> Directive: Write every record out again exactly, and keep images out of it.

> Listing:
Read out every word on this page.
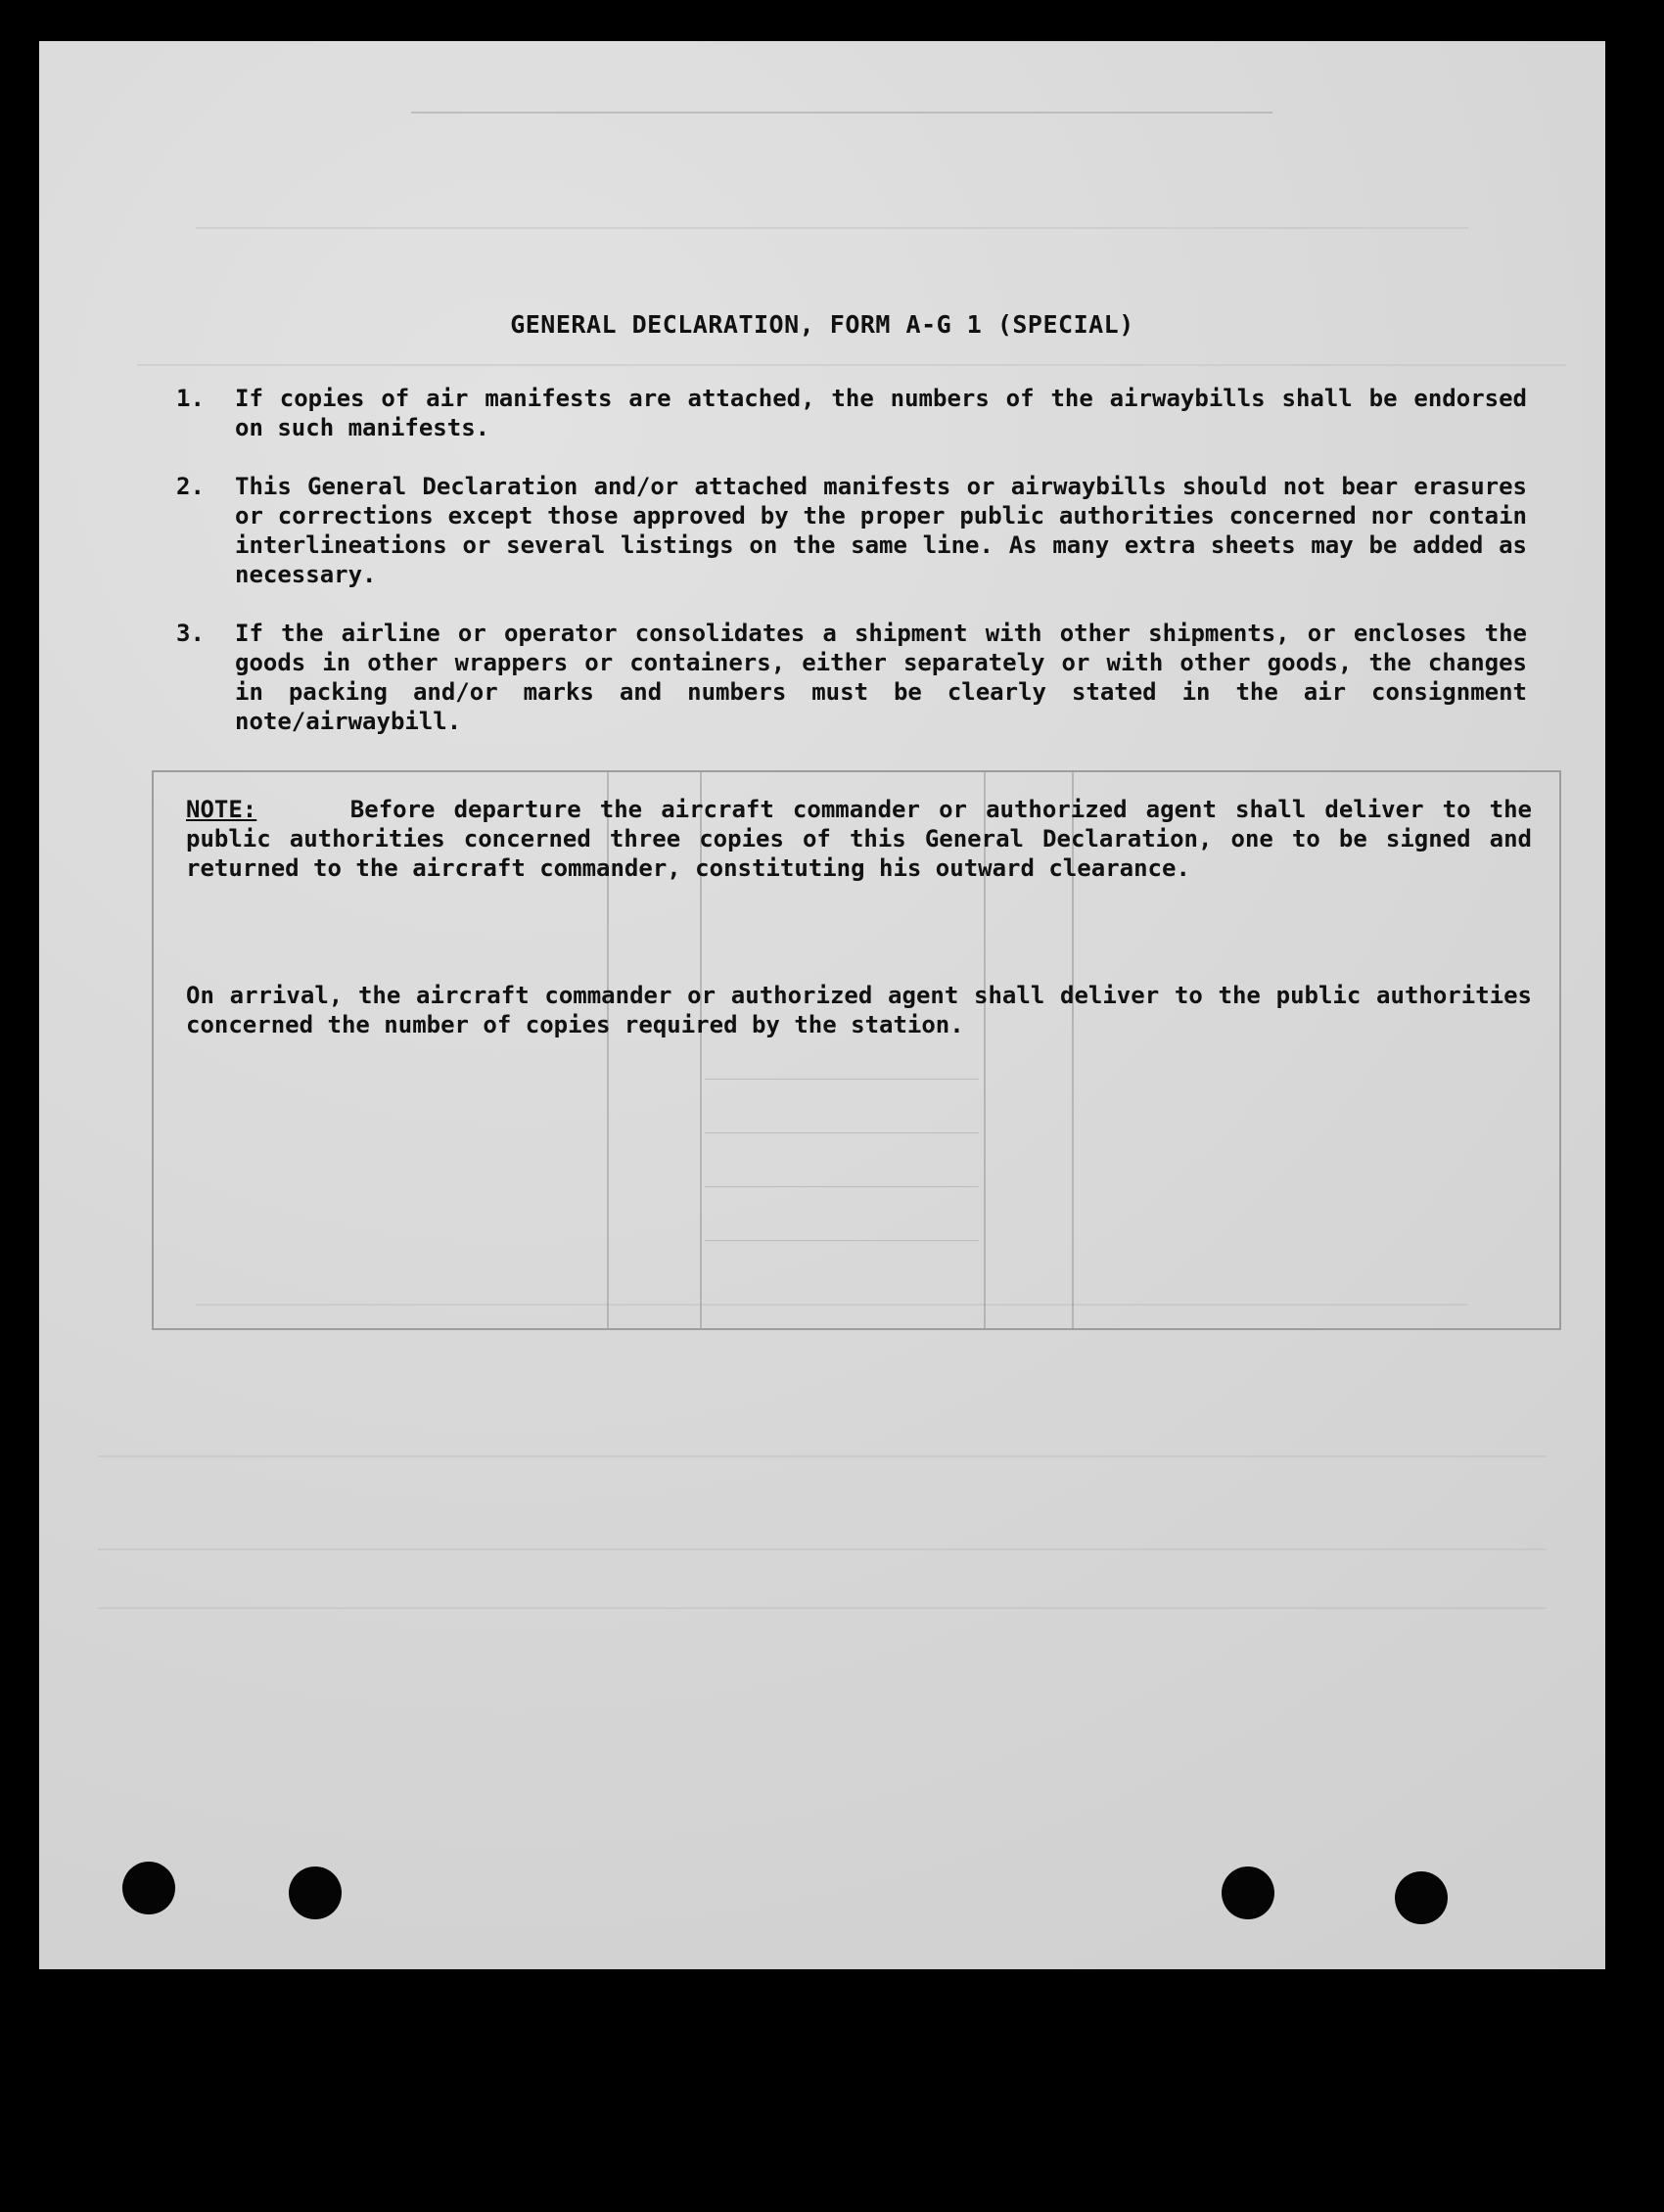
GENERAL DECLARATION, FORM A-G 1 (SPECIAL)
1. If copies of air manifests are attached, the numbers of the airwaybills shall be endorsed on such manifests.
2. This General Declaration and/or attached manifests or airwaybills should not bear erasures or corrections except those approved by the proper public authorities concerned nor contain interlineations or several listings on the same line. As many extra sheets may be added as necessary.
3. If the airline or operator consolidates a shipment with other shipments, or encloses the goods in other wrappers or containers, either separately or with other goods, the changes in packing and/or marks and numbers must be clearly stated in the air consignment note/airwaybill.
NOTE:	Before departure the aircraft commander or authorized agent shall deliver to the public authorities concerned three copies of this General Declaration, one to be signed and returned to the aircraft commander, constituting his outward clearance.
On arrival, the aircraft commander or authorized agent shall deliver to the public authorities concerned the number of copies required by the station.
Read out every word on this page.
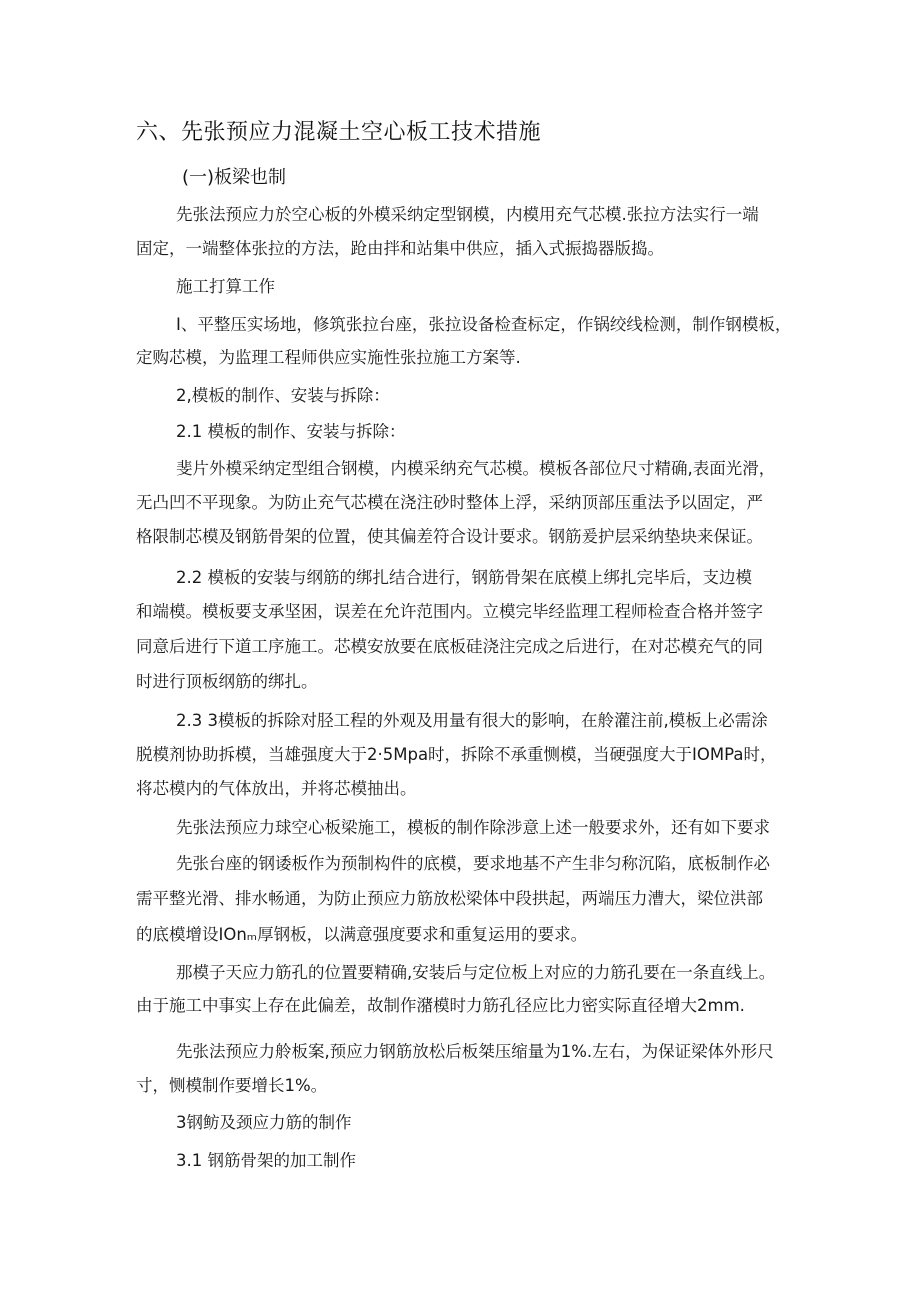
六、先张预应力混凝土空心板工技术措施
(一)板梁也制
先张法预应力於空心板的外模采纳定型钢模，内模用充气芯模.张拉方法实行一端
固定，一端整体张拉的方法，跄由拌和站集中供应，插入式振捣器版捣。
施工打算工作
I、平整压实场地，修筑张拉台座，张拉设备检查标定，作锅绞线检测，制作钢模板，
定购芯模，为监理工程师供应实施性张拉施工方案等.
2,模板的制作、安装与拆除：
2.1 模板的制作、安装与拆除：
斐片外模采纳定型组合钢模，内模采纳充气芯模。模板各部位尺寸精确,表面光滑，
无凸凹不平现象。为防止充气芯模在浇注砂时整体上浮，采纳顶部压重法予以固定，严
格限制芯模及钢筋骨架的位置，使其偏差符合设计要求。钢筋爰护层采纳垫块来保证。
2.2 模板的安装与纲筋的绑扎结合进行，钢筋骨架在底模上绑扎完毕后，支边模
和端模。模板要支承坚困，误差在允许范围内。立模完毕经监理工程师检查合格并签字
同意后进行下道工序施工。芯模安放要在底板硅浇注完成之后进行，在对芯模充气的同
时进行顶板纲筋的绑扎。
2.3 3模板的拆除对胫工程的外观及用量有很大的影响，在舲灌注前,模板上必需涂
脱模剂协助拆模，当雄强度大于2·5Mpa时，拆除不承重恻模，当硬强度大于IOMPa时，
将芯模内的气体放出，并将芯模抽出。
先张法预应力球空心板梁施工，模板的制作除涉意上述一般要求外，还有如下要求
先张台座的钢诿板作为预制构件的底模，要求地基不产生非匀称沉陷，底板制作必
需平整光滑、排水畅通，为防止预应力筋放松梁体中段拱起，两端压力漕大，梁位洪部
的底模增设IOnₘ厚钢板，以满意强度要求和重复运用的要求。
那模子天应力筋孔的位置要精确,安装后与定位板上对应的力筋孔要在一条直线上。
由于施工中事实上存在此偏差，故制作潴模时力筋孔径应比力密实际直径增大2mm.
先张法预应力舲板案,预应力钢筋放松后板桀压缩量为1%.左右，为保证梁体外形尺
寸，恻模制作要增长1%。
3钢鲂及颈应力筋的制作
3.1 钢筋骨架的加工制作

> Written response:
Read out every word on this page.
GENERAL DECLARATION, FORM A-G 1 (SPECIAL)
1. If copies of air manifests are attached, the numbers of the airwaybills shall be endorsed on such manifests.
2. This General Declaration and/or attached manifests or airwaybills should not bear erasures or corrections except those approved by the proper public authorities concerned nor contain interlineations or several listings on the same line. As many extra sheets may be added as necessary.
3. If the airline or operator consolidates a shipment with other shipments, or encloses the goods in other wrappers or containers, either separately or with other goods, the changes in packing and/or marks and numbers must be clearly stated in the air consignment note/airwaybill.
NOTE:	Before departure the aircraft commander or authorized agent shall deliver to the public authorities concerned three copies of this General Declaration, one to be signed and returned to the aircraft commander, constituting his outward clearance.
On arrival, the aircraft commander or authorized agent shall deliver to the public authorities concerned the number of copies required by the station.
Read out every word on this page.
六、先张预应力混凝土空心板工技术措施
(一)板梁也制
先张法预应力於空心板的外模采纳定型钢模，内模用充气芯模.张拉方法实行一端
固定，一端整体张拉的方法，跄由拌和站集中供应，插入式振捣器版捣。
施工打算工作
I、平整压实场地，修筑张拉台座，张拉设备检查标定，作锅绞线检测，制作钢模板，
定购芯模，为监理工程师供应实施性张拉施工方案等.
2,模板的制作、安装与拆除：
2.1 模板的制作、安装与拆除：
斐片外模采纳定型组合钢模，内模采纳充气芯模。模板各部位尺寸精确,表面光滑，
无凸凹不平现象。为防止充气芯模在浇注砂时整体上浮，采纳顶部压重法予以固定，严
格限制芯模及钢筋骨架的位置，使其偏差符合设计要求。钢筋爰护层采纳垫块来保证。
2.2 模板的安装与纲筋的绑扎结合进行，钢筋骨架在底模上绑扎完毕后，支边模
和端模。模板要支承坚困，误差在允许范围内。立模完毕经监理工程师检查合格并签字
同意后进行下道工序施工。芯模安放要在底板硅浇注完成之后进行，在对芯模充气的同
时进行顶板纲筋的绑扎。
2.3 3模板的拆除对胫工程的外观及用量有很大的影响，在舲灌注前,模板上必需涂
脱模剂协助拆模，当雄强度大于2·5Mpa时，拆除不承重恻模，当硬强度大于IOMPa时，
将芯模内的气体放出，并将芯模抽出。
先张法预应力球空心板梁施工，模板的制作除涉意上述一般要求外，还有如下要求
先张台座的钢诿板作为预制构件的底模，要求地基不产生非匀称沉陷，底板制作必
需平整光滑、排水畅通，为防止预应力筋放松梁体中段拱起，两端压力漕大，梁位洪部
的底模增设IOnₘ厚钢板，以满意强度要求和重复运用的要求。
那模子天应力筋孔的位置要精确,安装后与定位板上对应的力筋孔要在一条直线上。
由于施工中事实上存在此偏差，故制作潴模时力筋孔径应比力密实际直径增大2mm.
先张法预应力舲板案,预应力钢筋放松后板桀压缩量为1%.左右，为保证梁体外形尺
寸，恻模制作要增长1%。
3钢鲂及颈应力筋的制作
3.1 钢筋骨架的加工制作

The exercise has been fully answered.